◆ **Material to process**:
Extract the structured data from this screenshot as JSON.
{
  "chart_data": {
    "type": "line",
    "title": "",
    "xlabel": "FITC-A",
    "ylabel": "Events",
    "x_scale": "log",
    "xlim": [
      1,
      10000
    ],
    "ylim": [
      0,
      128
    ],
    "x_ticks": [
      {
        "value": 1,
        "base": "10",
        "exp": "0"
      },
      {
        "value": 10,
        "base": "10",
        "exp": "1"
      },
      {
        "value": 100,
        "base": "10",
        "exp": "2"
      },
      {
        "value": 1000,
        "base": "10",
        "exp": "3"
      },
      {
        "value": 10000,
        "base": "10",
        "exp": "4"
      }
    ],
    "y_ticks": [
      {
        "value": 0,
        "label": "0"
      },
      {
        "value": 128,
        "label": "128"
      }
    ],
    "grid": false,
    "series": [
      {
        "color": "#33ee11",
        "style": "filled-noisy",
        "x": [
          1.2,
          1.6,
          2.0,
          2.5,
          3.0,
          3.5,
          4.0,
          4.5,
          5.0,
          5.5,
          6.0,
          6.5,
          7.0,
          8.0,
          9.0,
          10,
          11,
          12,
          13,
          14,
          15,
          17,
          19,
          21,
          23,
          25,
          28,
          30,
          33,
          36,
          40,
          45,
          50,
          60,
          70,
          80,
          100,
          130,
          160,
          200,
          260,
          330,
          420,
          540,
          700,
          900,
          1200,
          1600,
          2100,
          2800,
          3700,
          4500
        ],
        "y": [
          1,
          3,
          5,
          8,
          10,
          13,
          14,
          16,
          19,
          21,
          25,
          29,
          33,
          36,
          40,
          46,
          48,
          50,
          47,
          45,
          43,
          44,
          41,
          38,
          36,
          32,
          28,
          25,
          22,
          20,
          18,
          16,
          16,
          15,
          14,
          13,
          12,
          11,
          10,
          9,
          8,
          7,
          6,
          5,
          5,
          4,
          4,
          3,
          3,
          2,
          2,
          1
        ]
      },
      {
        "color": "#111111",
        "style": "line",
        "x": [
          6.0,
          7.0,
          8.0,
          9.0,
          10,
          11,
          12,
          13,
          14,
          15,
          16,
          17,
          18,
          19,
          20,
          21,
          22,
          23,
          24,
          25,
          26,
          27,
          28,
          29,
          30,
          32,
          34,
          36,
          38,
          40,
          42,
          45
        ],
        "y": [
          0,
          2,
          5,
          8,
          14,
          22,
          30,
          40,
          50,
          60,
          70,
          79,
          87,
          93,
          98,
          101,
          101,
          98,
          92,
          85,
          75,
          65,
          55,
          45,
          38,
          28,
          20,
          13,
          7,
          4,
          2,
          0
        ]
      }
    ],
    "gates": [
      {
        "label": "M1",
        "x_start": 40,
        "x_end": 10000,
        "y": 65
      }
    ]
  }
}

◆ **Exercise requirements**: Repeat the listing in full, keeping every line exactly as it is.

◆ **Answer to this problem**:
Extract the structured data from this screenshot as JSON.
{
  "chart_data": {
    "type": "line",
    "title": "",
    "xlabel": "FITC-A",
    "ylabel": "Events",
    "x_scale": "log",
    "xlim": [
      1,
      10000
    ],
    "ylim": [
      0,
      128
    ],
    "x_ticks": [
      {
        "value": 1,
        "base": "10",
        "exp": "0"
      },
      {
        "value": 10,
        "base": "10",
        "exp": "1"
      },
      {
        "value": 100,
        "base": "10",
        "exp": "2"
      },
      {
        "value": 1000,
        "base": "10",
        "exp": "3"
      },
      {
        "value": 10000,
        "base": "10",
        "exp": "4"
      }
    ],
    "y_ticks": [
      {
        "value": 0,
        "label": "0"
      },
      {
        "value": 128,
        "label": "128"
      }
    ],
    "grid": false,
    "series": [
      {
        "color": "#33ee11",
        "style": "filled-noisy",
        "x": [
          1.2,
          1.6,
          2.0,
          2.5,
          3.0,
          3.5,
          4.0,
          4.5,
          5.0,
          5.5,
          6.0,
          6.5,
          7.0,
          8.0,
          9.0,
          10,
          11,
          12,
          13,
          14,
          15,
          17,
          19,
          21,
          23,
          25,
          28,
          30,
          33,
          36,
          40,
          45,
          50,
          60,
          70,
          80,
          100,
          130,
          160,
          200,
          260,
          330,
          420,
          540,
          700,
          900,
          1200,
          1600,
          2100,
          2800,
          3700,
          4500
        ],
        "y": [
          1,
          3,
          5,
          8,
          10,
          13,
          14,
          16,
          19,
          21,
          25,
          29,
          33,
          36,
          40,
          46,
          48,
          50,
          47,
          45,
          43,
          44,
          41,
          38,
          36,
          32,
          28,
          25,
          22,
          20,
          18,
          16,
          16,
          15,
          14,
          13,
          12,
          11,
          10,
          9,
          8,
          7,
          6,
          5,
          5,
          4,
          4,
          3,
          3,
          2,
          2,
          1
        ]
      },
      {
        "color": "#111111",
        "style": "line",
        "x": [
          6.0,
          7.0,
          8.0,
          9.0,
          10,
          11,
          12,
          13,
          14,
          15,
          16,
          17,
          18,
          19,
          20,
          21,
          22,
          23,
          24,
          25,
          26,
          27,
          28,
          29,
          30,
          32,
          34,
          36,
          38,
          40,
          42,
          45
        ],
        "y": [
          0,
          2,
          5,
          8,
          14,
          22,
          30,
          40,
          50,
          60,
          70,
          79,
          87,
          93,
          98,
          101,
          101,
          98,
          92,
          85,
          75,
          65,
          55,
          45,
          38,
          28,
          20,
          13,
          7,
          4,
          2,
          0
        ]
      }
    ],
    "gates": [
      {
        "label": "M1",
        "x_start": 40,
        "x_end": 10000,
        "y": 65
      }
    ]
  }
}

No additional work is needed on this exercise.